_WHAT IS REQUIRED_: Return each entry exactly, omitting nothing.

_WORKING DATA_:
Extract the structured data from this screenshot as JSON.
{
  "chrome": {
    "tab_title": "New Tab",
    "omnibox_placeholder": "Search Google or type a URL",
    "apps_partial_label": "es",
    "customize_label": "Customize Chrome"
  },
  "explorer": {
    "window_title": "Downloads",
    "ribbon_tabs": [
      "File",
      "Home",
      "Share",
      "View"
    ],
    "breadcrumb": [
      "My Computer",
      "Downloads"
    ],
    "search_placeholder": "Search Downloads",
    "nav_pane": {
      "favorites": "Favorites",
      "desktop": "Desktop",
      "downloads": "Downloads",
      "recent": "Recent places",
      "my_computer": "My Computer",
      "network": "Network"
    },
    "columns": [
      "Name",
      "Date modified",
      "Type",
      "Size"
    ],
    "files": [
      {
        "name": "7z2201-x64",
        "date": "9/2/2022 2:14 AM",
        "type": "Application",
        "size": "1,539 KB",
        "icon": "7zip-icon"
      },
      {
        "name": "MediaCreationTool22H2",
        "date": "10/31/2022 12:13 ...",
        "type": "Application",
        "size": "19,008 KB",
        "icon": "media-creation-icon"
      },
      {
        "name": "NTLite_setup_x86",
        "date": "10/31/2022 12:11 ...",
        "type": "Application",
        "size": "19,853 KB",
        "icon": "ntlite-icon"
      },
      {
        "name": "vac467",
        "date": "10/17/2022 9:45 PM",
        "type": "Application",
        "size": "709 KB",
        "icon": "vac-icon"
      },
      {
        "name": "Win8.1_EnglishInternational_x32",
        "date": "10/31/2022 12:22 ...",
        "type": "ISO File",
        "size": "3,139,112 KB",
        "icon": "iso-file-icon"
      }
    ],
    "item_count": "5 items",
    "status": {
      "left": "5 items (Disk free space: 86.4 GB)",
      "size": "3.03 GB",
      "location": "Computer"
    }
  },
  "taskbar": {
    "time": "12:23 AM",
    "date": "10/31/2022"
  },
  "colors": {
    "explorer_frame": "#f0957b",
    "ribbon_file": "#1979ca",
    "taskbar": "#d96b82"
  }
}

_WRITTEN RESPONSE_:
Extract the structured data from this screenshot as JSON.
{
  "chrome": {
    "tab_title": "New Tab",
    "omnibox_placeholder": "Search Google or type a URL",
    "apps_partial_label": "es",
    "customize_label": "Customize Chrome"
  },
  "explorer": {
    "window_title": "Downloads",
    "ribbon_tabs": [
      "File",
      "Home",
      "Share",
      "View"
    ],
    "breadcrumb": [
      "My Computer",
      "Downloads"
    ],
    "search_placeholder": "Search Downloads",
    "nav_pane": {
      "favorites": "Favorites",
      "desktop": "Desktop",
      "downloads": "Downloads",
      "recent": "Recent places",
      "my_computer": "My Computer",
      "network": "Network"
    },
    "columns": [
      "Name",
      "Date modified",
      "Type",
      "Size"
    ],
    "files": [
      {
        "name": "7z2201-x64",
        "date": "9/2/2022 2:14 AM",
        "type": "Application",
        "size": "1,539 KB",
        "icon": "7zip-icon"
      },
      {
        "name": "MediaCreationTool22H2",
        "date": "10/31/2022 12:13 ...",
        "type": "Application",
        "size": "19,008 KB",
        "icon": "media-creation-icon"
      },
      {
        "name": "NTLite_setup_x86",
        "date": "10/31/2022 12:11 ...",
        "type": "Application",
        "size": "19,853 KB",
        "icon": "ntlite-icon"
      },
      {
        "name": "vac467",
        "date": "10/17/2022 9:45 PM",
        "type": "Application",
        "size": "709 KB",
        "icon": "vac-icon"
      },
      {
        "name": "Win8.1_EnglishInternational_x32",
        "date": "10/31/2022 12:22 ...",
        "type": "ISO File",
        "size": "3,139,112 KB",
        "icon": "iso-file-icon"
      }
    ],
    "item_count": "5 items",
    "status": {
      "left": "5 items (Disk free space: 86.4 GB)",
      "size": "3.03 GB",
      "location": "Computer"
    }
  },
  "taskbar": {
    "time": "12:23 AM",
    "date": "10/31/2022"
  },
  "colors": {
    "explorer_frame": "#f0957b",
    "ribbon_file": "#1979ca",
    "taskbar": "#d96b82"
  }
}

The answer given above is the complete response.